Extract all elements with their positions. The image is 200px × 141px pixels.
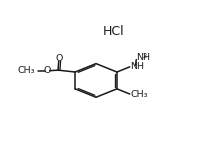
Text: CH₃: CH₃: [130, 90, 148, 99]
Text: NH: NH: [135, 53, 149, 62]
Text: NH: NH: [130, 62, 144, 71]
Text: 2: 2: [141, 53, 146, 59]
Text: O: O: [44, 66, 51, 75]
Text: HCl: HCl: [102, 25, 123, 38]
Text: O: O: [55, 54, 63, 63]
Text: CH₃: CH₃: [17, 66, 35, 75]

• _WORK TO DO_
Print every line of the records above verbatim, leaving out the pictures.

• _ANSWER IN FULL_
Extract all elements with their positions. The image is 200px × 141px pixels.
Text: CH₃: CH₃: [130, 90, 148, 99]
Text: NH: NH: [135, 53, 149, 62]
Text: NH: NH: [130, 62, 144, 71]
Text: 2: 2: [141, 53, 146, 59]
Text: O: O: [44, 66, 51, 75]
Text: HCl: HCl: [102, 25, 123, 38]
Text: O: O: [55, 54, 63, 63]
Text: CH₃: CH₃: [17, 66, 35, 75]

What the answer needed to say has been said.